# The request
Can you transcribe the data exactly? Leave the pictures out.

Saved entries:
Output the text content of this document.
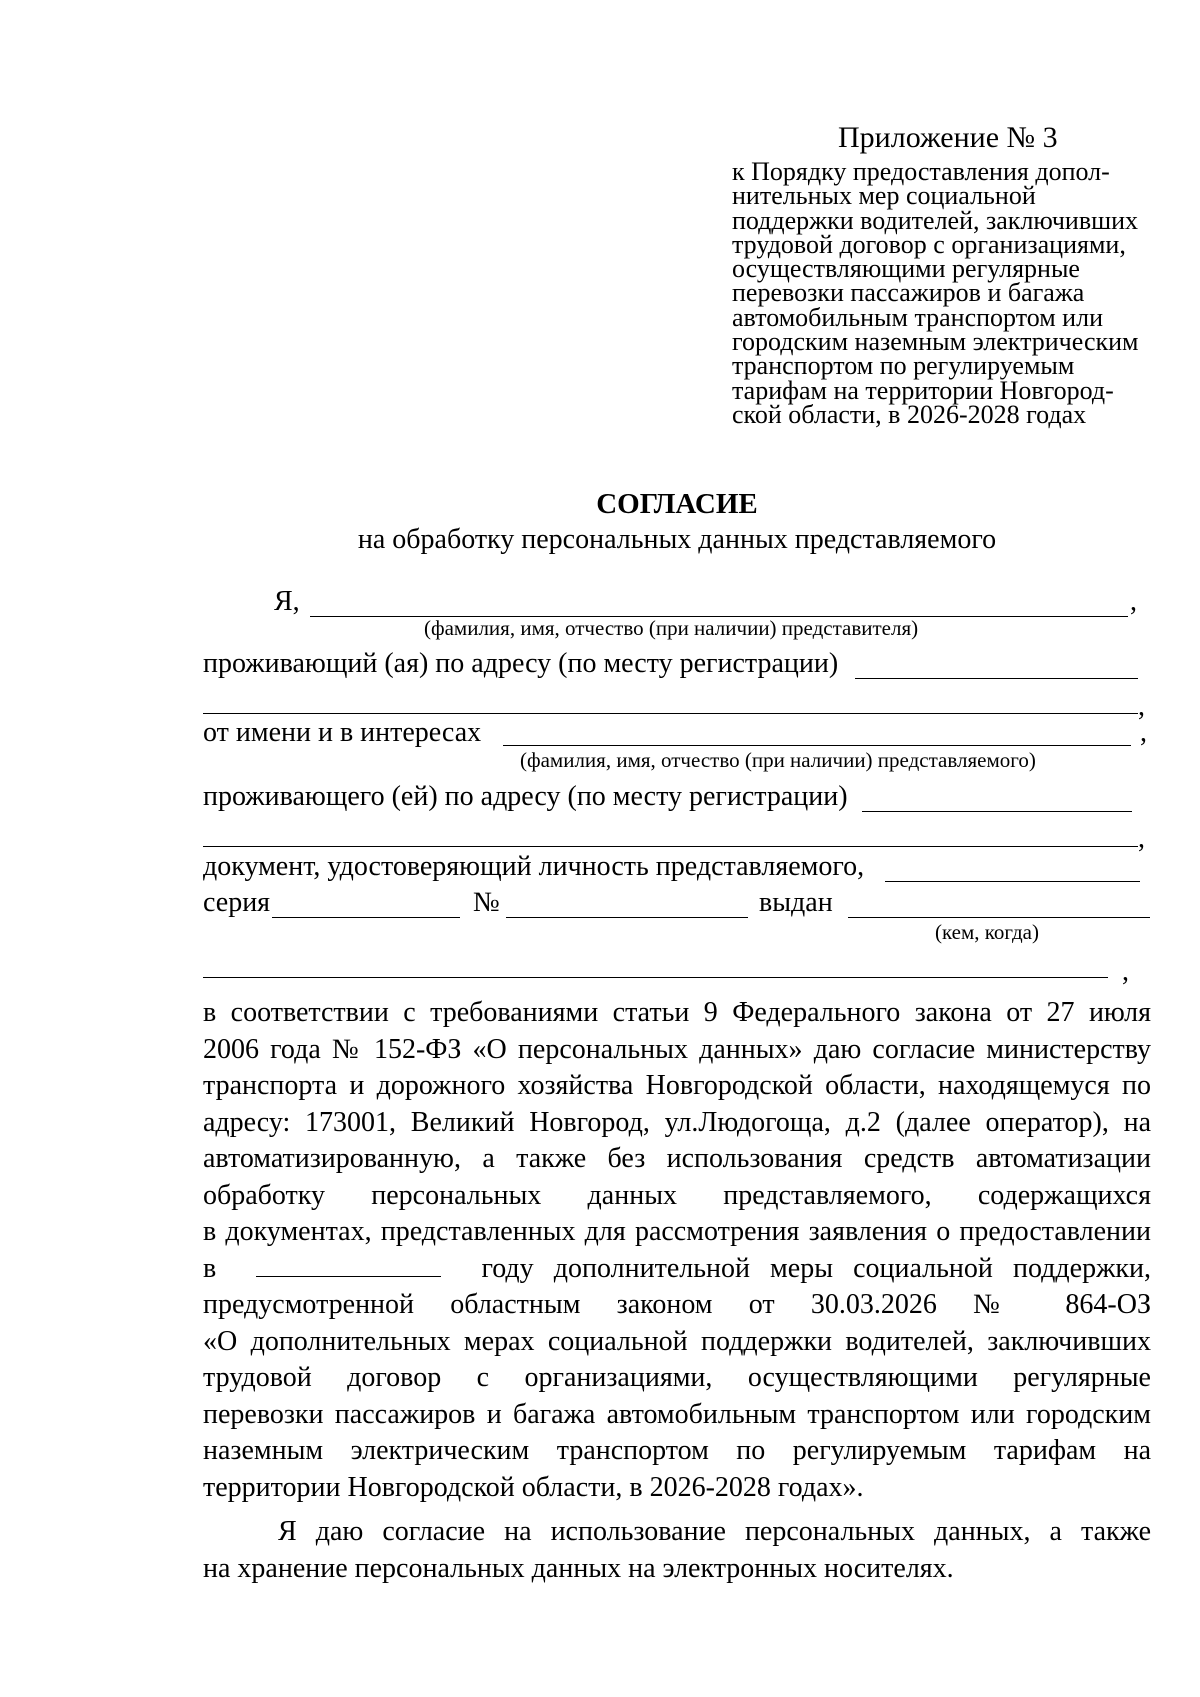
Приложение № 3
к Порядку предоставления допол-
нительных мер социальной
поддержки водителей, заключивших
трудовой договор с организациями,
осуществляющими регулярные
перевозки пассажиров и багажа
автомобильным транспортом или
городским наземным электрическим
транспортом по регулируемым
тарифам на территории Новгород-
ской области, в 2026-2028 годах
СОГЛАСИЕ
на обработку персональных данных представляемого
Я,	,
(фамилия, имя, отчество (при наличии) представителя)
проживающий (ая) по адресу (по месту регистрации)
,
от имени и в интересах	,
(фамилия, имя, отчество (при наличии) представляемого)
проживающего (ей) по адресу (по месту регистрации)
,
документ, удостоверяющий личность представляемого,
серия	№	выдан
(кем, когда)
,
в соответствии с требованиями статьи 9 Федерального закона от 27 июля
2006 года № 152-ФЗ «О персональных данных» даю согласие министерству
транспорта и дорожного хозяйства Новгородской области, находящемуся по
адресу: 173001, Великий Новгород, ул.Людогоща, д.2 (далее оператор), на
автоматизированную, а также без использования средств автоматизации
обработку персональных данных представляемого, содержащихся
в документах, представленных для рассмотрения заявления о предоставлении
в	году дополнительной меры социальной поддержки,
предусмотренной областным законом от 30.03.2026 № 864-ОЗ
«О дополнительных мерах социальной поддержки водителей, заключивших
трудовой договор с организациями, осуществляющими регулярные
перевозки пассажиров и багажа автомобильным транспортом или городским
наземным электрическим транспортом по регулируемым тарифам на
территории Новгородской области, в 2026-2028 годах».
Я даю согласие на использование персональных данных, а также
на хранение персональных данных на электронных носителях.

# Reply
Output the text content of this document.
Приложение № 3
к Порядку предоставления допол-
нительных мер социальной
поддержки водителей, заключивших
трудовой договор с организациями,
осуществляющими регулярные
перевозки пассажиров и багажа
автомобильным транспортом или
городским наземным электрическим
транспортом по регулируемым
тарифам на территории Новгород-
ской области, в 2026-2028 годах
СОГЛАСИЕ
на обработку персональных данных представляемого
Я,	,
(фамилия, имя, отчество (при наличии) представителя)
проживающий (ая) по адресу (по месту регистрации)
,
от имени и в интересах	,
(фамилия, имя, отчество (при наличии) представляемого)
проживающего (ей) по адресу (по месту регистрации)
,
документ, удостоверяющий личность представляемого,
серия	№	выдан
(кем, когда)
,
в соответствии с требованиями статьи 9 Федерального закона от 27 июля
2006 года № 152-ФЗ «О персональных данных» даю согласие министерству
транспорта и дорожного хозяйства Новгородской области, находящемуся по
адресу: 173001, Великий Новгород, ул.Людогоща, д.2 (далее оператор), на
автоматизированную, а также без использования средств автоматизации
обработку персональных данных представляемого, содержащихся
в документах, представленных для рассмотрения заявления о предоставлении
в	году дополнительной меры социальной поддержки,
предусмотренной областным законом от 30.03.2026 № 864-ОЗ
«О дополнительных мерах социальной поддержки водителей, заключивших
трудовой договор с организациями, осуществляющими регулярные
перевозки пассажиров и багажа автомобильным транспортом или городским
наземным электрическим транспортом по регулируемым тарифам на
территории Новгородской области, в 2026-2028 годах».
Я даю согласие на использование персональных данных, а также
на хранение персональных данных на электронных носителях.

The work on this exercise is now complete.